*YOUR ASSIGNMENT:* The full set of records needs to be retyped exactly.
>>>
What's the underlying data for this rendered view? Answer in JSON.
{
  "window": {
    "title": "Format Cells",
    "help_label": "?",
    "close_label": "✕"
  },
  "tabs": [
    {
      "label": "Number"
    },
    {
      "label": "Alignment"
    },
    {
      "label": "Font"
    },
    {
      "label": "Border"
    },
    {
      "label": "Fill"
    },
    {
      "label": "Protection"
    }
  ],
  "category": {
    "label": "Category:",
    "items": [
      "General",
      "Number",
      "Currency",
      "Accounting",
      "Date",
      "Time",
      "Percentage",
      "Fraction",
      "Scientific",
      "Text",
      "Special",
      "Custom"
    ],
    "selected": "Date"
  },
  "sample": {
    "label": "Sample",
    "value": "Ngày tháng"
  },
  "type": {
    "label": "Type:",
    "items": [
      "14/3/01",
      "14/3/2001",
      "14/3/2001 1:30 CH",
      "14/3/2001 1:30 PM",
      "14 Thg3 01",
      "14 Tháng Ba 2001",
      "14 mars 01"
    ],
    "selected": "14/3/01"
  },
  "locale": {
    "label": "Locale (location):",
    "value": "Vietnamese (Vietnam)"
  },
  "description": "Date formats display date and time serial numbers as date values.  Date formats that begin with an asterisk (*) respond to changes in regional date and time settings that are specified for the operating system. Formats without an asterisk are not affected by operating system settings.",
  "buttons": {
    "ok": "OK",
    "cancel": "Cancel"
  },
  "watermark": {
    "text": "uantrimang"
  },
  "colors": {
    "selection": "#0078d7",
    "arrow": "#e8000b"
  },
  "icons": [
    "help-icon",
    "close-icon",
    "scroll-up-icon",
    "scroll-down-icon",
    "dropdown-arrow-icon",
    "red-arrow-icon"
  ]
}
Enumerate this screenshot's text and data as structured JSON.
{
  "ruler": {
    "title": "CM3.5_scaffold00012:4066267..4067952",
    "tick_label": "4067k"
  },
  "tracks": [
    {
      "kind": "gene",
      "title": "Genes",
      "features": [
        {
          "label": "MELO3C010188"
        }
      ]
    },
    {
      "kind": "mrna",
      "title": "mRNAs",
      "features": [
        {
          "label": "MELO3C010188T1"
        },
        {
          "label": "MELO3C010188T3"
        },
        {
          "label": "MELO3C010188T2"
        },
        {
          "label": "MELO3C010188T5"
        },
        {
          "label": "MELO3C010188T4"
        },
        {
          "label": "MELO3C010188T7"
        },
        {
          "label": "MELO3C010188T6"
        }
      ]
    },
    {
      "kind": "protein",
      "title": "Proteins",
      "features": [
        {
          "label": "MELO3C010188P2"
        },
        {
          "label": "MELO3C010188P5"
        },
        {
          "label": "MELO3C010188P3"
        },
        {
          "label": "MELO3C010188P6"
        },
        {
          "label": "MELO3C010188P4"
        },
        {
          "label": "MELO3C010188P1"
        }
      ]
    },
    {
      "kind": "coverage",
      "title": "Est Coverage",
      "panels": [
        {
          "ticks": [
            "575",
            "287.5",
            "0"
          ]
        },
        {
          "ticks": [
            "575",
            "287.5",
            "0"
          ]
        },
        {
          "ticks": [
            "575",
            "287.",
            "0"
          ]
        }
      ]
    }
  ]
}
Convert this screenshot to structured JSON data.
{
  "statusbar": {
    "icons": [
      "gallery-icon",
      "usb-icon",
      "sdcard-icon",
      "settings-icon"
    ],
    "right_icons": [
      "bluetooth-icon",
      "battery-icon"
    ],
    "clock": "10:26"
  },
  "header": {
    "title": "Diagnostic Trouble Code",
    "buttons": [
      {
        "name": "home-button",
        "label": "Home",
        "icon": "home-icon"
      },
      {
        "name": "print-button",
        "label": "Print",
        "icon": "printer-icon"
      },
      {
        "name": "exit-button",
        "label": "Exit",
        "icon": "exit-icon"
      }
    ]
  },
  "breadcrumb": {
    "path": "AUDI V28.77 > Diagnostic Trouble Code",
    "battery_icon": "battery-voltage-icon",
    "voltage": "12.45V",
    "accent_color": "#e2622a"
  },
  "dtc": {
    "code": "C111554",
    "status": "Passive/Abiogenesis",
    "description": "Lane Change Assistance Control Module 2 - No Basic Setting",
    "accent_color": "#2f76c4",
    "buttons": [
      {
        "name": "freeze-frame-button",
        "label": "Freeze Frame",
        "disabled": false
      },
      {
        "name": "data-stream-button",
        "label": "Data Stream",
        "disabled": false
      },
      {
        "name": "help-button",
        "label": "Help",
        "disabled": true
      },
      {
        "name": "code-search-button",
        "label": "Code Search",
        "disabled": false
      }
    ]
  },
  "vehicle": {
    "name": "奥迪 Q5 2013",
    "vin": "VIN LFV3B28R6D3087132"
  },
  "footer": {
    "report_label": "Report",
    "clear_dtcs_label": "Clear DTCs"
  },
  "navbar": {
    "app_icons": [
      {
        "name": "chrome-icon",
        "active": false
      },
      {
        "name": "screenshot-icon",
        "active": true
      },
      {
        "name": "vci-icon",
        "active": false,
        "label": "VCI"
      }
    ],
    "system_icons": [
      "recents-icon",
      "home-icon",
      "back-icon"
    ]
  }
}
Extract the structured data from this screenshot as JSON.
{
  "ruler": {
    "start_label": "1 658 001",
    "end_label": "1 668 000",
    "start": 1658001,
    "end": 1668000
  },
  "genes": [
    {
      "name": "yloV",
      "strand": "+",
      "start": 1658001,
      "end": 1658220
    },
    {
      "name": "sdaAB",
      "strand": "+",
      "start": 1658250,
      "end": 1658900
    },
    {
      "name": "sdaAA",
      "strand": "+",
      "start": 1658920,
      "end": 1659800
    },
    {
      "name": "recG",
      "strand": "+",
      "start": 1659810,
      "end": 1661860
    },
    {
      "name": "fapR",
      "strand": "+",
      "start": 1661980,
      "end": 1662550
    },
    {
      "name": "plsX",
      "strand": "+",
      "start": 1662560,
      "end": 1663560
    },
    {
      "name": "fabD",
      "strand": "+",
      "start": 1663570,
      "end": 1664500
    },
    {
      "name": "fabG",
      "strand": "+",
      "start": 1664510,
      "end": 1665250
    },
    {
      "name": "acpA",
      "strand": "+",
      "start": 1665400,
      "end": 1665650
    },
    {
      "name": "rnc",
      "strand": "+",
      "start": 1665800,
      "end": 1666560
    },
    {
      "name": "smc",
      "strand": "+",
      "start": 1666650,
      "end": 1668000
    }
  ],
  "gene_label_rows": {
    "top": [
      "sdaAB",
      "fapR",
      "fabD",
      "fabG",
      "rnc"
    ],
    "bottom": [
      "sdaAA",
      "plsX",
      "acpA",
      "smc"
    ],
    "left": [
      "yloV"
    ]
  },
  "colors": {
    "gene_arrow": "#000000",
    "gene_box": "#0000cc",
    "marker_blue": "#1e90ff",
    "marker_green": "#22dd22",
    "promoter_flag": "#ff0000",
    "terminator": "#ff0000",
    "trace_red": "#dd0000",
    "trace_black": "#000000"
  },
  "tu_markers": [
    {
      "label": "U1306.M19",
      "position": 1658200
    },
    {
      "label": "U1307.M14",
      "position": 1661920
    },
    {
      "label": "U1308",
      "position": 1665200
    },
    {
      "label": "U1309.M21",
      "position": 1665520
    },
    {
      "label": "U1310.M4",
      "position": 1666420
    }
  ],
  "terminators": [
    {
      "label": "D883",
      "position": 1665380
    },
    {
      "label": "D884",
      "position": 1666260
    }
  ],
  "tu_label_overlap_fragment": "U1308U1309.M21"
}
<<<
*SOLUTION FOR THIS PROBLEM:*
What's the underlying data for this rendered view? Answer in JSON.
{
  "window": {
    "title": "Format Cells",
    "help_label": "?",
    "close_label": "✕"
  },
  "tabs": [
    {
      "label": "Number"
    },
    {
      "label": "Alignment"
    },
    {
      "label": "Font"
    },
    {
      "label": "Border"
    },
    {
      "label": "Fill"
    },
    {
      "label": "Protection"
    }
  ],
  "category": {
    "label": "Category:",
    "items": [
      "General",
      "Number",
      "Currency",
      "Accounting",
      "Date",
      "Time",
      "Percentage",
      "Fraction",
      "Scientific",
      "Text",
      "Special",
      "Custom"
    ],
    "selected": "Date"
  },
  "sample": {
    "label": "Sample",
    "value": "Ngày tháng"
  },
  "type": {
    "label": "Type:",
    "items": [
      "14/3/01",
      "14/3/2001",
      "14/3/2001 1:30 CH",
      "14/3/2001 1:30 PM",
      "14 Thg3 01",
      "14 Tháng Ba 2001",
      "14 mars 01"
    ],
    "selected": "14/3/01"
  },
  "locale": {
    "label": "Locale (location):",
    "value": "Vietnamese (Vietnam)"
  },
  "description": "Date formats display date and time serial numbers as date values.  Date formats that begin with an asterisk (*) respond to changes in regional date and time settings that are specified for the operating system. Formats without an asterisk are not affected by operating system settings.",
  "buttons": {
    "ok": "OK",
    "cancel": "Cancel"
  },
  "watermark": {
    "text": "uantrimang"
  },
  "colors": {
    "selection": "#0078d7",
    "arrow": "#e8000b"
  },
  "icons": [
    "help-icon",
    "close-icon",
    "scroll-up-icon",
    "scroll-down-icon",
    "dropdown-arrow-icon",
    "red-arrow-icon"
  ]
}
Enumerate this screenshot's text and data as structured JSON.
{
  "ruler": {
    "title": "CM3.5_scaffold00012:4066267..4067952",
    "tick_label": "4067k"
  },
  "tracks": [
    {
      "kind": "gene",
      "title": "Genes",
      "features": [
        {
          "label": "MELO3C010188"
        }
      ]
    },
    {
      "kind": "mrna",
      "title": "mRNAs",
      "features": [
        {
          "label": "MELO3C010188T1"
        },
        {
          "label": "MELO3C010188T3"
        },
        {
          "label": "MELO3C010188T2"
        },
        {
          "label": "MELO3C010188T5"
        },
        {
          "label": "MELO3C010188T4"
        },
        {
          "label": "MELO3C010188T7"
        },
        {
          "label": "MELO3C010188T6"
        }
      ]
    },
    {
      "kind": "protein",
      "title": "Proteins",
      "features": [
        {
          "label": "MELO3C010188P2"
        },
        {
          "label": "MELO3C010188P5"
        },
        {
          "label": "MELO3C010188P3"
        },
        {
          "label": "MELO3C010188P6"
        },
        {
          "label": "MELO3C010188P4"
        },
        {
          "label": "MELO3C010188P1"
        }
      ]
    },
    {
      "kind": "coverage",
      "title": "Est Coverage",
      "panels": [
        {
          "ticks": [
            "575",
            "287.5",
            "0"
          ]
        },
        {
          "ticks": [
            "575",
            "287.5",
            "0"
          ]
        },
        {
          "ticks": [
            "575",
            "287.",
            "0"
          ]
        }
      ]
    }
  ]
}
Convert this screenshot to structured JSON data.
{
  "statusbar": {
    "icons": [
      "gallery-icon",
      "usb-icon",
      "sdcard-icon",
      "settings-icon"
    ],
    "right_icons": [
      "bluetooth-icon",
      "battery-icon"
    ],
    "clock": "10:26"
  },
  "header": {
    "title": "Diagnostic Trouble Code",
    "buttons": [
      {
        "name": "home-button",
        "label": "Home",
        "icon": "home-icon"
      },
      {
        "name": "print-button",
        "label": "Print",
        "icon": "printer-icon"
      },
      {
        "name": "exit-button",
        "label": "Exit",
        "icon": "exit-icon"
      }
    ]
  },
  "breadcrumb": {
    "path": "AUDI V28.77 > Diagnostic Trouble Code",
    "battery_icon": "battery-voltage-icon",
    "voltage": "12.45V",
    "accent_color": "#e2622a"
  },
  "dtc": {
    "code": "C111554",
    "status": "Passive/Abiogenesis",
    "description": "Lane Change Assistance Control Module 2 - No Basic Setting",
    "accent_color": "#2f76c4",
    "buttons": [
      {
        "name": "freeze-frame-button",
        "label": "Freeze Frame",
        "disabled": false
      },
      {
        "name": "data-stream-button",
        "label": "Data Stream",
        "disabled": false
      },
      {
        "name": "help-button",
        "label": "Help",
        "disabled": true
      },
      {
        "name": "code-search-button",
        "label": "Code Search",
        "disabled": false
      }
    ]
  },
  "vehicle": {
    "name": "奥迪 Q5 2013",
    "vin": "VIN LFV3B28R6D3087132"
  },
  "footer": {
    "report_label": "Report",
    "clear_dtcs_label": "Clear DTCs"
  },
  "navbar": {
    "app_icons": [
      {
        "name": "chrome-icon",
        "active": false
      },
      {
        "name": "screenshot-icon",
        "active": true
      },
      {
        "name": "vci-icon",
        "active": false,
        "label": "VCI"
      }
    ],
    "system_icons": [
      "recents-icon",
      "home-icon",
      "back-icon"
    ]
  }
}
Extract the structured data from this screenshot as JSON.
{
  "ruler": {
    "start_label": "1 658 001",
    "end_label": "1 668 000",
    "start": 1658001,
    "end": 1668000
  },
  "genes": [
    {
      "name": "yloV",
      "strand": "+",
      "start": 1658001,
      "end": 1658220
    },
    {
      "name": "sdaAB",
      "strand": "+",
      "start": 1658250,
      "end": 1658900
    },
    {
      "name": "sdaAA",
      "strand": "+",
      "start": 1658920,
      "end": 1659800
    },
    {
      "name": "recG",
      "strand": "+",
      "start": 1659810,
      "end": 1661860
    },
    {
      "name": "fapR",
      "strand": "+",
      "start": 1661980,
      "end": 1662550
    },
    {
      "name": "plsX",
      "strand": "+",
      "start": 1662560,
      "end": 1663560
    },
    {
      "name": "fabD",
      "strand": "+",
      "start": 1663570,
      "end": 1664500
    },
    {
      "name": "fabG",
      "strand": "+",
      "start": 1664510,
      "end": 1665250
    },
    {
      "name": "acpA",
      "strand": "+",
      "start": 1665400,
      "end": 1665650
    },
    {
      "name": "rnc",
      "strand": "+",
      "start": 1665800,
      "end": 1666560
    },
    {
      "name": "smc",
      "strand": "+",
      "start": 1666650,
      "end": 1668000
    }
  ],
  "gene_label_rows": {
    "top": [
      "sdaAB",
      "fapR",
      "fabD",
      "fabG",
      "rnc"
    ],
    "bottom": [
      "sdaAA",
      "plsX",
      "acpA",
      "smc"
    ],
    "left": [
      "yloV"
    ]
  },
  "colors": {
    "gene_arrow": "#000000",
    "gene_box": "#0000cc",
    "marker_blue": "#1e90ff",
    "marker_green": "#22dd22",
    "promoter_flag": "#ff0000",
    "terminator": "#ff0000",
    "trace_red": "#dd0000",
    "trace_black": "#000000"
  },
  "tu_markers": [
    {
      "label": "U1306.M19",
      "position": 1658200
    },
    {
      "label": "U1307.M14",
      "position": 1661920
    },
    {
      "label": "U1308",
      "position": 1665200
    },
    {
      "label": "U1309.M21",
      "position": 1665520
    },
    {
      "label": "U1310.M4",
      "position": 1666420
    }
  ],
  "terminators": [
    {
      "label": "D883",
      "position": 1665380
    },
    {
      "label": "D884",
      "position": 1666260
    }
  ],
  "tu_label_overlap_fragment": "U1308U1309.M21"
}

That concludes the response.